--- Begin Excerpted records ---

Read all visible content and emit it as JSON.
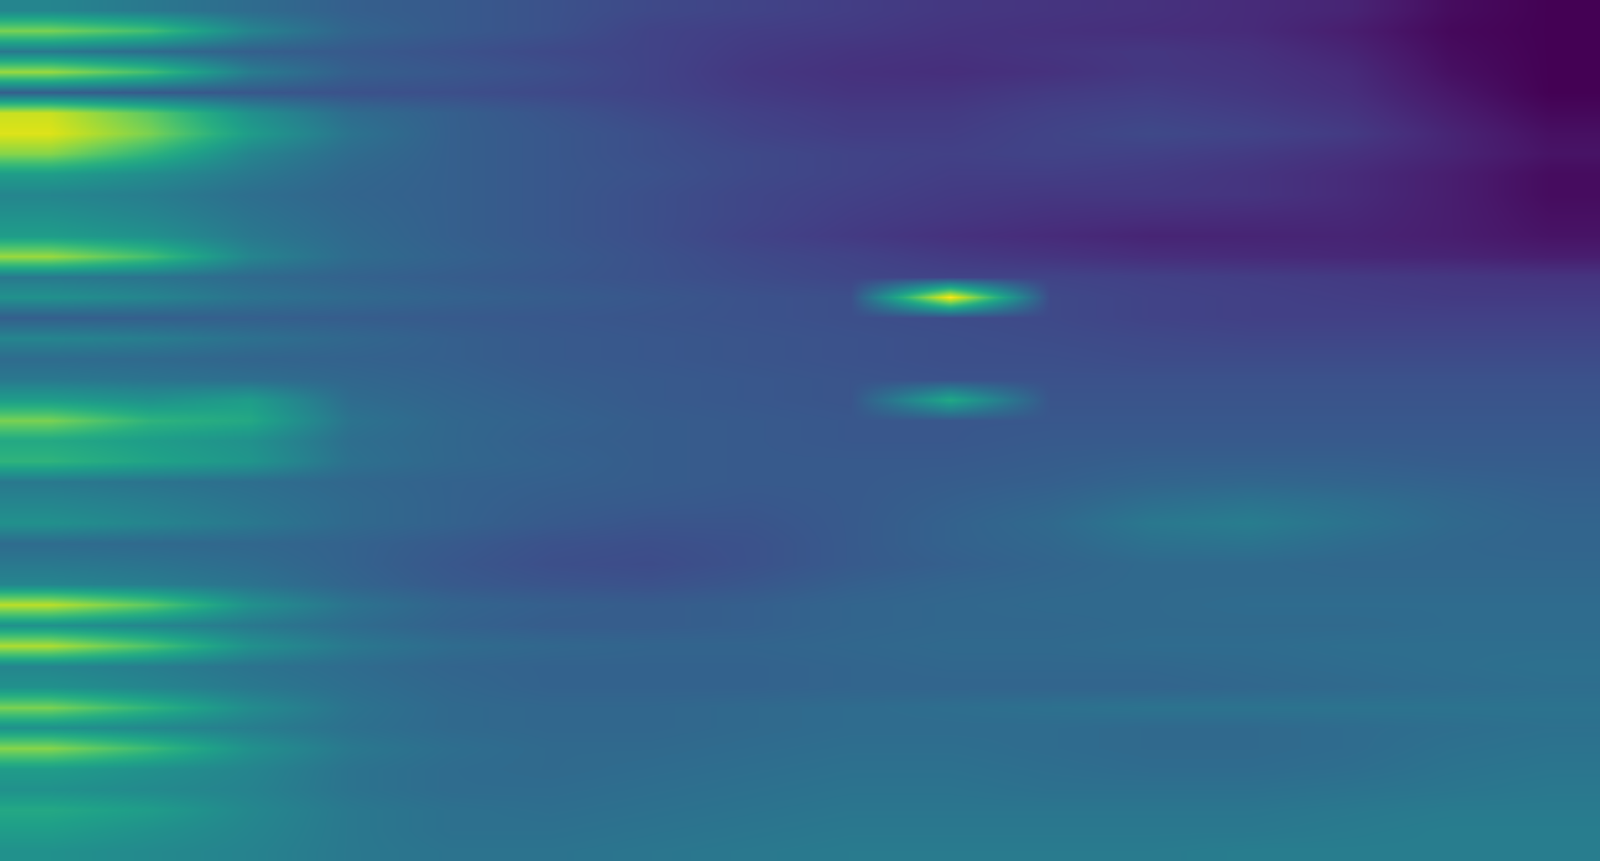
{
  "chart_data": {
    "type": "heatmap",
    "tick_labels": false,
    "color": "viridis",
    "zlim": [
      0,
      1
    ],
    "cells": [
      [
        0.45,
        0.4,
        0.35,
        0.3,
        0.28,
        0.25,
        0.22,
        0.2,
        0.18,
        0.16,
        0.15,
        0.14,
        0.12,
        0.1,
        0.03,
        0.0
      ],
      [
        0.8,
        0.7,
        0.45,
        0.32,
        0.28,
        0.25,
        0.2,
        0.18,
        0.17,
        0.15,
        0.14,
        0.13,
        0.12,
        0.08,
        0.02,
        0.0
      ],
      [
        0.4,
        0.35,
        0.3,
        0.28,
        0.25,
        0.22,
        0.2,
        0.17,
        0.15,
        0.14,
        0.15,
        0.16,
        0.14,
        0.1,
        0.03,
        0.0
      ],
      [
        0.85,
        0.7,
        0.42,
        0.3,
        0.27,
        0.24,
        0.2,
        0.16,
        0.14,
        0.13,
        0.14,
        0.16,
        0.15,
        0.12,
        0.04,
        0.0
      ],
      [
        0.3,
        0.28,
        0.27,
        0.25,
        0.24,
        0.22,
        0.2,
        0.17,
        0.15,
        0.15,
        0.17,
        0.18,
        0.16,
        0.13,
        0.06,
        0.0
      ],
      [
        0.92,
        0.75,
        0.5,
        0.35,
        0.3,
        0.26,
        0.22,
        0.19,
        0.17,
        0.17,
        0.19,
        0.2,
        0.18,
        0.15,
        0.08,
        0.02
      ],
      [
        0.95,
        0.8,
        0.55,
        0.38,
        0.3,
        0.27,
        0.24,
        0.2,
        0.18,
        0.18,
        0.2,
        0.22,
        0.2,
        0.17,
        0.1,
        0.04
      ],
      [
        0.82,
        0.65,
        0.45,
        0.35,
        0.3,
        0.27,
        0.24,
        0.22,
        0.2,
        0.19,
        0.2,
        0.19,
        0.17,
        0.14,
        0.1,
        0.05
      ],
      [
        0.55,
        0.48,
        0.4,
        0.33,
        0.3,
        0.27,
        0.25,
        0.22,
        0.2,
        0.18,
        0.18,
        0.17,
        0.15,
        0.12,
        0.08,
        0.03
      ],
      [
        0.45,
        0.42,
        0.36,
        0.32,
        0.3,
        0.27,
        0.24,
        0.21,
        0.19,
        0.17,
        0.16,
        0.16,
        0.15,
        0.12,
        0.08,
        0.03
      ],
      [
        0.5,
        0.45,
        0.38,
        0.33,
        0.3,
        0.27,
        0.24,
        0.21,
        0.18,
        0.16,
        0.14,
        0.13,
        0.12,
        0.11,
        0.08,
        0.04
      ],
      [
        0.55,
        0.5,
        0.4,
        0.34,
        0.3,
        0.27,
        0.24,
        0.2,
        0.17,
        0.14,
        0.12,
        0.1,
        0.1,
        0.1,
        0.08,
        0.05
      ],
      [
        0.85,
        0.7,
        0.45,
        0.35,
        0.31,
        0.28,
        0.25,
        0.22,
        0.2,
        0.17,
        0.15,
        0.13,
        0.12,
        0.11,
        0.1,
        0.08
      ],
      [
        0.4,
        0.38,
        0.34,
        0.31,
        0.29,
        0.27,
        0.25,
        0.23,
        0.21,
        0.2,
        0.2,
        0.19,
        0.18,
        0.17,
        0.16,
        0.15
      ],
      [
        0.5,
        0.45,
        0.38,
        0.34,
        0.31,
        0.29,
        0.27,
        0.25,
        0.24,
        1.0,
        0.22,
        0.2,
        0.19,
        0.18,
        0.17,
        0.17
      ],
      [
        0.3,
        0.3,
        0.3,
        0.29,
        0.28,
        0.27,
        0.26,
        0.25,
        0.24,
        0.23,
        0.22,
        0.2,
        0.19,
        0.19,
        0.19,
        0.19
      ],
      [
        0.45,
        0.42,
        0.37,
        0.33,
        0.3,
        0.28,
        0.27,
        0.26,
        0.25,
        0.24,
        0.23,
        0.22,
        0.21,
        0.21,
        0.21,
        0.21
      ],
      [
        0.35,
        0.34,
        0.32,
        0.31,
        0.3,
        0.28,
        0.27,
        0.26,
        0.25,
        0.24,
        0.24,
        0.23,
        0.23,
        0.23,
        0.23,
        0.23
      ],
      [
        0.4,
        0.38,
        0.36,
        0.33,
        0.31,
        0.29,
        0.28,
        0.27,
        0.26,
        0.25,
        0.25,
        0.25,
        0.25,
        0.25,
        0.25,
        0.25
      ],
      [
        0.55,
        0.5,
        0.55,
        0.35,
        0.32,
        0.3,
        0.28,
        0.27,
        0.26,
        0.6,
        0.26,
        0.26,
        0.26,
        0.26,
        0.26,
        0.26
      ],
      [
        0.8,
        0.65,
        0.6,
        0.38,
        0.33,
        0.31,
        0.29,
        0.28,
        0.27,
        0.27,
        0.27,
        0.27,
        0.27,
        0.27,
        0.27,
        0.27
      ],
      [
        0.6,
        0.55,
        0.5,
        0.36,
        0.33,
        0.3,
        0.29,
        0.28,
        0.27,
        0.27,
        0.28,
        0.28,
        0.28,
        0.28,
        0.28,
        0.28
      ],
      [
        0.65,
        0.58,
        0.52,
        0.37,
        0.33,
        0.31,
        0.29,
        0.28,
        0.28,
        0.28,
        0.29,
        0.3,
        0.3,
        0.3,
        0.29,
        0.29
      ],
      [
        0.4,
        0.38,
        0.36,
        0.33,
        0.31,
        0.3,
        0.29,
        0.28,
        0.28,
        0.29,
        0.3,
        0.32,
        0.33,
        0.32,
        0.31,
        0.3
      ],
      [
        0.45,
        0.42,
        0.38,
        0.34,
        0.31,
        0.29,
        0.28,
        0.27,
        0.28,
        0.3,
        0.32,
        0.36,
        0.38,
        0.36,
        0.33,
        0.31
      ],
      [
        0.5,
        0.45,
        0.4,
        0.34,
        0.31,
        0.28,
        0.26,
        0.26,
        0.28,
        0.31,
        0.34,
        0.4,
        0.42,
        0.38,
        0.34,
        0.32
      ],
      [
        0.35,
        0.34,
        0.33,
        0.31,
        0.28,
        0.25,
        0.24,
        0.25,
        0.28,
        0.31,
        0.33,
        0.37,
        0.38,
        0.35,
        0.33,
        0.32
      ],
      [
        0.4,
        0.38,
        0.35,
        0.31,
        0.27,
        0.24,
        0.23,
        0.25,
        0.28,
        0.3,
        0.32,
        0.34,
        0.34,
        0.33,
        0.33,
        0.33
      ],
      [
        0.45,
        0.42,
        0.38,
        0.32,
        0.28,
        0.26,
        0.25,
        0.27,
        0.3,
        0.32,
        0.33,
        0.34,
        0.34,
        0.34,
        0.34,
        0.34
      ],
      [
        0.9,
        0.75,
        0.5,
        0.38,
        0.32,
        0.3,
        0.29,
        0.3,
        0.32,
        0.33,
        0.34,
        0.34,
        0.35,
        0.35,
        0.35,
        0.35
      ],
      [
        0.5,
        0.45,
        0.4,
        0.35,
        0.31,
        0.29,
        0.29,
        0.3,
        0.32,
        0.33,
        0.33,
        0.34,
        0.34,
        0.34,
        0.35,
        0.35
      ],
      [
        0.88,
        0.72,
        0.5,
        0.4,
        0.35,
        0.33,
        0.32,
        0.32,
        0.33,
        0.34,
        0.34,
        0.35,
        0.35,
        0.36,
        0.36,
        0.36
      ],
      [
        0.45,
        0.42,
        0.38,
        0.35,
        0.32,
        0.31,
        0.31,
        0.31,
        0.32,
        0.33,
        0.33,
        0.33,
        0.34,
        0.35,
        0.36,
        0.37
      ],
      [
        0.5,
        0.45,
        0.4,
        0.36,
        0.33,
        0.31,
        0.31,
        0.31,
        0.32,
        0.32,
        0.32,
        0.32,
        0.33,
        0.34,
        0.35,
        0.36
      ],
      [
        0.8,
        0.65,
        0.48,
        0.38,
        0.34,
        0.33,
        0.33,
        0.34,
        0.35,
        0.36,
        0.37,
        0.38,
        0.38,
        0.38,
        0.38,
        0.38
      ],
      [
        0.5,
        0.46,
        0.42,
        0.37,
        0.34,
        0.33,
        0.33,
        0.34,
        0.35,
        0.35,
        0.35,
        0.34,
        0.34,
        0.35,
        0.36,
        0.37
      ],
      [
        0.82,
        0.68,
        0.5,
        0.4,
        0.36,
        0.34,
        0.34,
        0.35,
        0.36,
        0.36,
        0.35,
        0.34,
        0.34,
        0.35,
        0.37,
        0.38
      ],
      [
        0.55,
        0.5,
        0.45,
        0.38,
        0.35,
        0.34,
        0.35,
        0.36,
        0.37,
        0.37,
        0.36,
        0.35,
        0.35,
        0.36,
        0.38,
        0.39
      ],
      [
        0.5,
        0.47,
        0.44,
        0.38,
        0.35,
        0.35,
        0.36,
        0.37,
        0.38,
        0.38,
        0.37,
        0.37,
        0.37,
        0.38,
        0.39,
        0.4
      ],
      [
        0.6,
        0.55,
        0.46,
        0.4,
        0.37,
        0.36,
        0.37,
        0.38,
        0.39,
        0.39,
        0.39,
        0.39,
        0.39,
        0.4,
        0.41,
        0.41
      ],
      [
        0.55,
        0.5,
        0.45,
        0.4,
        0.37,
        0.37,
        0.38,
        0.39,
        0.4,
        0.4,
        0.4,
        0.4,
        0.4,
        0.41,
        0.42,
        0.42
      ],
      [
        0.5,
        0.47,
        0.44,
        0.4,
        0.38,
        0.38,
        0.39,
        0.4,
        0.41,
        0.41,
        0.41,
        0.41,
        0.42,
        0.42,
        0.42,
        0.42
      ]
    ]
  }
}
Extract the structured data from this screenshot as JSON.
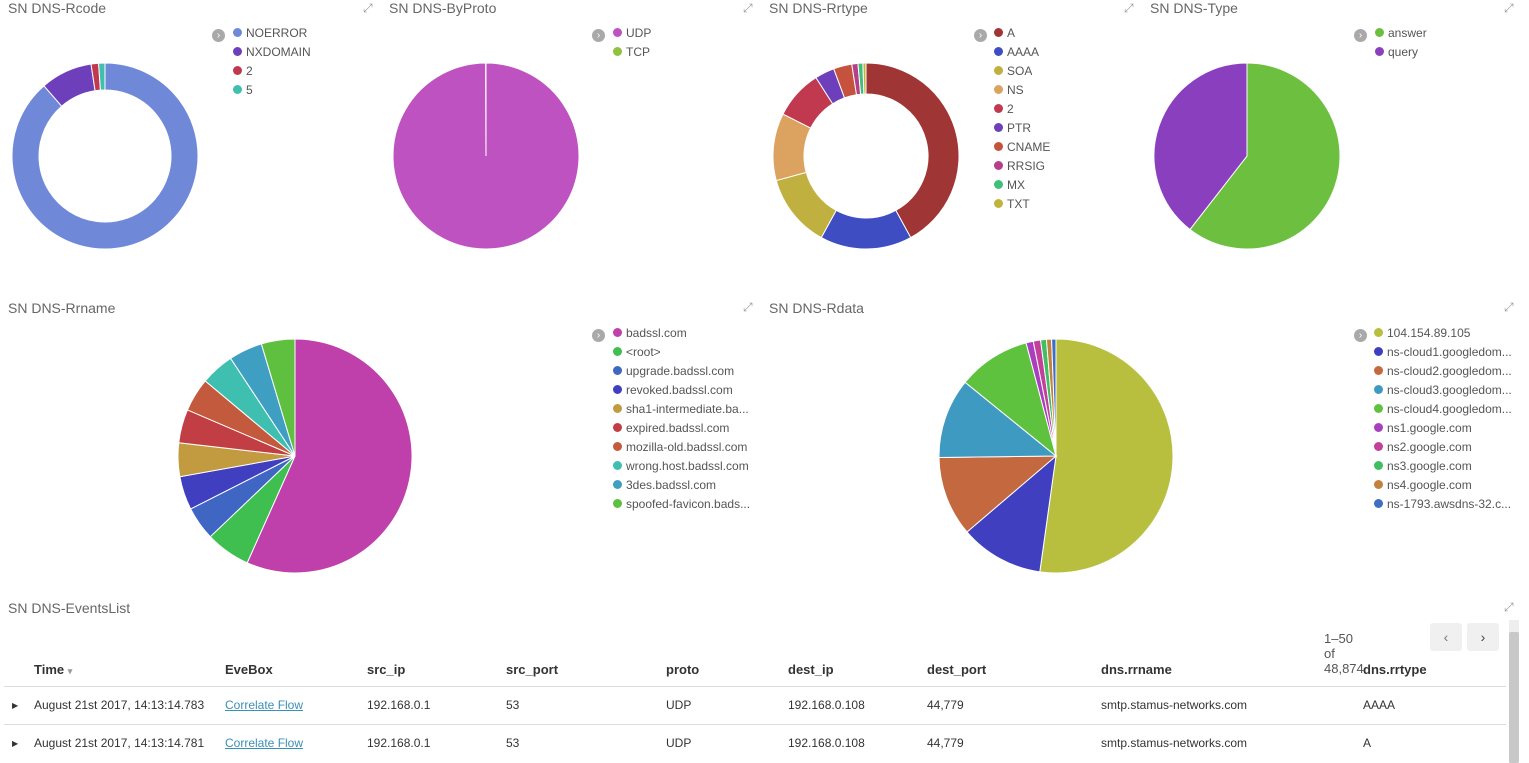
{
  "panels": {
    "rcode": {
      "title": "SN DNS-Rcode",
      "legend": [
        {
          "label": "NOERROR",
          "color": "#7088d8"
        },
        {
          "label": "NXDOMAIN",
          "color": "#6d3fba"
        },
        {
          "label": "2",
          "color": "#c1394e"
        },
        {
          "label": "5",
          "color": "#3fbfad"
        }
      ],
      "chart_data": {
        "type": "pie",
        "donut": true,
        "categories": [
          "NOERROR",
          "NXDOMAIN",
          "2",
          "5"
        ],
        "values": [
          88.6,
          9.0,
          1.3,
          1.1
        ]
      }
    },
    "byproto": {
      "title": "SN DNS-ByProto",
      "legend": [
        {
          "label": "UDP",
          "color": "#bd52c0"
        },
        {
          "label": "TCP",
          "color": "#8fc23f"
        }
      ],
      "chart_data": {
        "type": "pie",
        "donut": false,
        "categories": [
          "UDP",
          "TCP"
        ],
        "values": [
          99.95,
          0.05
        ]
      }
    },
    "rrtype": {
      "title": "SN DNS-Rrtype",
      "legend": [
        {
          "label": "A",
          "color": "#a03535"
        },
        {
          "label": "AAAA",
          "color": "#3f4dc2"
        },
        {
          "label": "SOA",
          "color": "#bfb03f"
        },
        {
          "label": "NS",
          "color": "#dca25f"
        },
        {
          "label": "2",
          "color": "#c1394e"
        },
        {
          "label": "PTR",
          "color": "#6d3fba"
        },
        {
          "label": "CNAME",
          "color": "#c4523d"
        },
        {
          "label": "RRSIG",
          "color": "#b73e8a"
        },
        {
          "label": "MX",
          "color": "#3fbf7a"
        },
        {
          "label": "TXT",
          "color": "#c2b43a"
        }
      ],
      "chart_data": {
        "type": "pie",
        "donut": true,
        "categories": [
          "A",
          "AAAA",
          "SOA",
          "NS",
          "2",
          "PTR",
          "CNAME",
          "RRSIG",
          "MX",
          "TXT"
        ],
        "values": [
          39.5,
          15.0,
          12.0,
          11.0,
          8.0,
          3.2,
          3.0,
          1.0,
          0.8,
          0.5
        ]
      }
    },
    "type": {
      "title": "SN DNS-Type",
      "legend": [
        {
          "label": "answer",
          "color": "#6cbf3f"
        },
        {
          "label": "query",
          "color": "#8a3fbf"
        }
      ],
      "chart_data": {
        "type": "pie",
        "donut": false,
        "categories": [
          "answer",
          "query"
        ],
        "values": [
          60.5,
          39.5
        ]
      }
    },
    "rrname": {
      "title": "SN DNS-Rrname",
      "legend": [
        {
          "label": "badssl.com",
          "color": "#bf3fab"
        },
        {
          "label": "<root>",
          "color": "#3fbf50"
        },
        {
          "label": "upgrade.badssl.com",
          "color": "#3f66c2"
        },
        {
          "label": "revoked.badssl.com",
          "color": "#3f3fbf"
        },
        {
          "label": "sha1-intermediate.ba...",
          "color": "#c29a3f"
        },
        {
          "label": "expired.badssl.com",
          "color": "#c13f44"
        },
        {
          "label": "mozilla-old.badssl.com",
          "color": "#c45a3d"
        },
        {
          "label": "wrong.host.badssl.com",
          "color": "#3fbfb0"
        },
        {
          "label": "3des.badssl.com",
          "color": "#3f9fc2"
        },
        {
          "label": "spoofed-favicon.bads...",
          "color": "#5fbf3f"
        }
      ],
      "chart_data": {
        "type": "pie",
        "donut": false,
        "categories": [
          "badssl.com",
          "<root>",
          "upgrade.badssl.com",
          "revoked.badssl.com",
          "sha1-intermediate.ba...",
          "expired.badssl.com",
          "mozilla-old.badssl.com",
          "wrong.host.badssl.com",
          "3des.badssl.com",
          "spoofed-favicon.bads..."
        ],
        "values": [
          55.0,
          6.0,
          4.5,
          4.5,
          4.5,
          4.5,
          4.5,
          4.5,
          4.5,
          4.5
        ]
      }
    },
    "rdata": {
      "title": "SN DNS-Rdata",
      "legend": [
        {
          "label": "104.154.89.105",
          "color": "#b8bf3f"
        },
        {
          "label": "ns-cloud1.googledom...",
          "color": "#3f3fbf"
        },
        {
          "label": "ns-cloud2.googledom...",
          "color": "#c4683f"
        },
        {
          "label": "ns-cloud3.googledom...",
          "color": "#3f9ac2"
        },
        {
          "label": "ns-cloud4.googledom...",
          "color": "#5fc23f"
        },
        {
          "label": "ns1.google.com",
          "color": "#a93fbf"
        },
        {
          "label": "ns2.google.com",
          "color": "#c23f9a"
        },
        {
          "label": "ns3.google.com",
          "color": "#3fbf60"
        },
        {
          "label": "ns4.google.com",
          "color": "#c2823f"
        },
        {
          "label": "ns-1793.awsdns-32.c...",
          "color": "#3f6ec2"
        }
      ],
      "chart_data": {
        "type": "pie",
        "donut": false,
        "categories": [
          "104.154.89.105",
          "ns-cloud1.googledom...",
          "ns-cloud2.googledom...",
          "ns-cloud3.googledom...",
          "ns-cloud4.googledom...",
          "ns1.google.com",
          "ns2.google.com",
          "ns3.google.com",
          "ns4.google.com",
          "ns-1793.awsdns-32.c..."
        ],
        "values": [
          52.0,
          11.5,
          11.0,
          11.0,
          10.0,
          1.0,
          1.0,
          0.8,
          0.7,
          0.6
        ]
      }
    }
  },
  "events": {
    "title": "SN DNS-EventsList",
    "pager": "1–50 of 48,874",
    "prev_icon": "‹",
    "next_icon": "›",
    "columns": [
      "Time",
      "EveBox",
      "src_ip",
      "src_port",
      "proto",
      "dest_ip",
      "dest_port",
      "dns.rrname",
      "dns.rrtype"
    ],
    "sort_indicator": "▾",
    "rows": [
      {
        "time": "August 21st 2017, 14:13:14.783",
        "evebox": "Correlate Flow",
        "src_ip": "192.168.0.1",
        "src_port": "53",
        "proto": "UDP",
        "dest_ip": "192.168.0.108",
        "dest_port": "44,779",
        "rrname": "smtp.stamus-networks.com",
        "rrtype": "AAAA"
      },
      {
        "time": "August 21st 2017, 14:13:14.781",
        "evebox": "Correlate Flow",
        "src_ip": "192.168.0.1",
        "src_port": "53",
        "proto": "UDP",
        "dest_ip": "192.168.0.108",
        "dest_port": "44,779",
        "rrname": "smtp.stamus-networks.com",
        "rrtype": "A"
      }
    ]
  },
  "icons": {
    "expand": "expand-arrows-icon",
    "legend_toggle": "chevron-right-icon",
    "row_toggle": "triangle-right-icon"
  }
}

--- End Excerpted records ---

* Task directions *
In the records above, locate the lines holding the word "expired". Copy each of them.

* Worked solution *
          "label": "expired.badssl.com",
          "expired.badssl.com",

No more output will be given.